Copy each line that contains the word "time".

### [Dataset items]
● ● ●

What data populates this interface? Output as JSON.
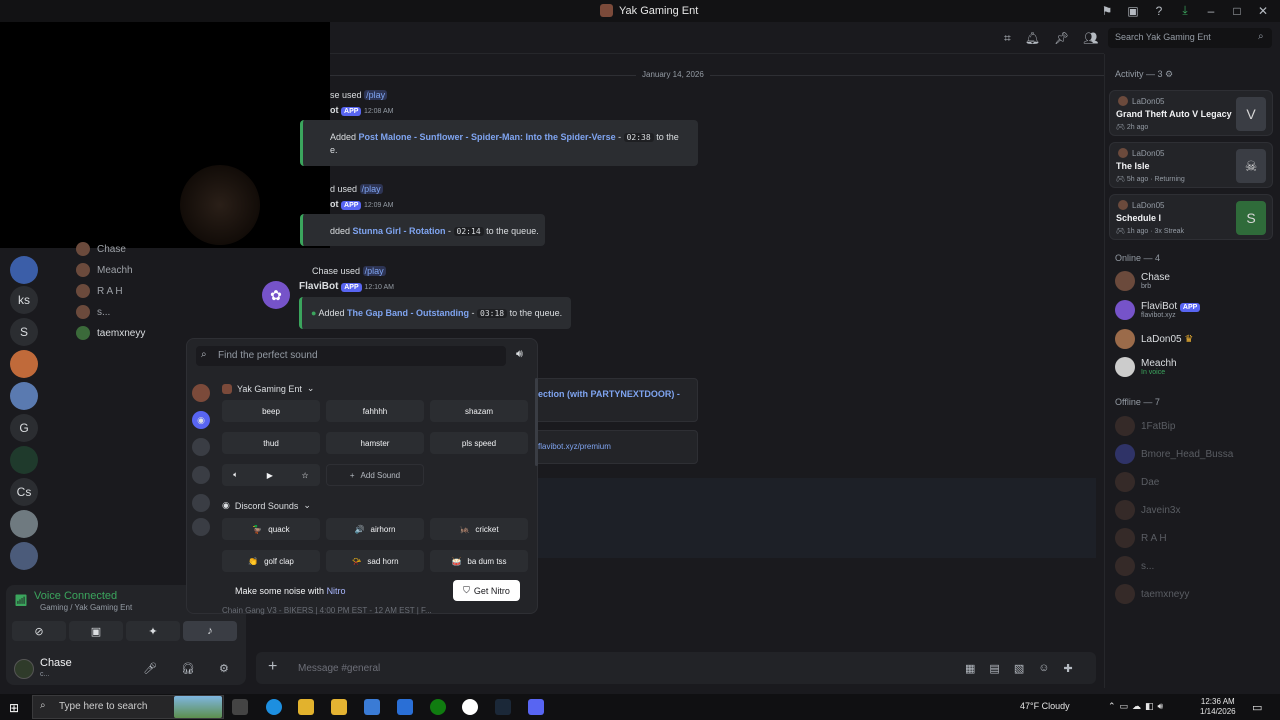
{
  "window": {
    "title": "Yak Gaming Ent"
  },
  "search": {
    "placeholder": "Search Yak Gaming Ent"
  },
  "chat": {
    "date_divider": "January 14, 2026",
    "messages": [
      {
        "reply_used": "used",
        "reply_cmd": "/play",
        "author_tail": "ot",
        "badge": "APP",
        "time": "12:08 AM",
        "embed_prefix": "Added",
        "track": "Post Malone - Sunflower - Spider-Man: Into the Spider-Verse",
        "duration": "02:38",
        "suffix": "to the",
        "suffix2": "e."
      },
      {
        "reply_used": "used",
        "reply_cmd": "/play",
        "author_tail": "ot",
        "badge": "APP",
        "time": "12:09 AM",
        "embed_prefix": "dded",
        "track": "Stunna Girl - Rotation",
        "duration": "02:14",
        "suffix": "to the queue."
      },
      {
        "reply_user": "Chase",
        "reply_used": "used",
        "reply_cmd": "/play",
        "author": "FlaviBot",
        "badge": "APP",
        "time": "12:10 AM",
        "embed_prefix": "Added",
        "track": "The Gap Band - Outstanding",
        "duration": "03:18",
        "suffix": "to the queue."
      }
    ],
    "partial_track": "ection (with PARTYNEXTDOOR) -",
    "partial_link": "flavibot.xyz/premium",
    "input_placeholder": "Message #general"
  },
  "rail": [
    "ks",
    "S",
    "G",
    "Cs"
  ],
  "channel_members": [
    "Chase",
    "Meachh",
    "R A H",
    "s...",
    "taemxneyy"
  ],
  "voice": {
    "status": "Voice Connected",
    "channel": "Gaming / Yak Gaming Ent"
  },
  "user": {
    "name": "Chase",
    "status": "c..."
  },
  "soundboard": {
    "search_placeholder": "Find the perfect sound",
    "server_cat": "Yak Gaming Ent",
    "server_sounds": [
      "beep",
      "fahhhh",
      "shazam",
      "thud",
      "hamster",
      "pls speed"
    ],
    "add_sound": "Add Sound",
    "discord_cat": "Discord Sounds",
    "discord_sounds": [
      {
        "emoji": "🦆",
        "label": "quack"
      },
      {
        "emoji": "🔊",
        "label": "airhorn"
      },
      {
        "emoji": "🦗",
        "label": "cricket"
      },
      {
        "emoji": "👏",
        "label": "golf clap"
      },
      {
        "emoji": "📯",
        "label": "sad horn"
      },
      {
        "emoji": "🥁",
        "label": "ba dum tss"
      }
    ],
    "nitro_text": "Make some noise with",
    "nitro_word": "Nitro",
    "nitro_btn": "Get Nitro",
    "behind_text": "Chain Gang V3 - BIKERS | 4:00 PM EST - 12 AM EST | F..."
  },
  "sidebar": {
    "activity_header": "Activity — 3",
    "activities": [
      {
        "user": "LaDon05",
        "game": "Grand Theft Auto V Legacy",
        "meta": "2h ago"
      },
      {
        "user": "LaDon05",
        "game": "The Isle",
        "meta": "5h ago · Returning"
      },
      {
        "user": "LaDon05",
        "game": "Schedule I",
        "meta": "1h ago · 3x Streak"
      }
    ],
    "online_header": "Online — 4",
    "online": [
      {
        "name": "Chase",
        "sub": "brb"
      },
      {
        "name": "FlaviBot",
        "sub": "flavibot.xyz",
        "badge": "APP"
      },
      {
        "name": "LaDon05",
        "sub": ""
      },
      {
        "name": "Meachh",
        "sub": "In voice"
      }
    ],
    "offline_header": "Offline — 7",
    "offline": [
      "1FatBip",
      "Bmore_Head_Bussa",
      "Dae",
      "Javein3x",
      "R A H",
      "s...",
      "taemxneyy"
    ]
  },
  "taskbar": {
    "search": "Type here to search",
    "weather": "47°F  Cloudy",
    "time": "12:36 AM",
    "date": "1/14/2026"
  }
}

● ● ●

### [Exercise response]
        "time": "12:08 AM",
        "time": "12:09 AM",
        "time": "12:10 AM",
    "time": "12:36 AM",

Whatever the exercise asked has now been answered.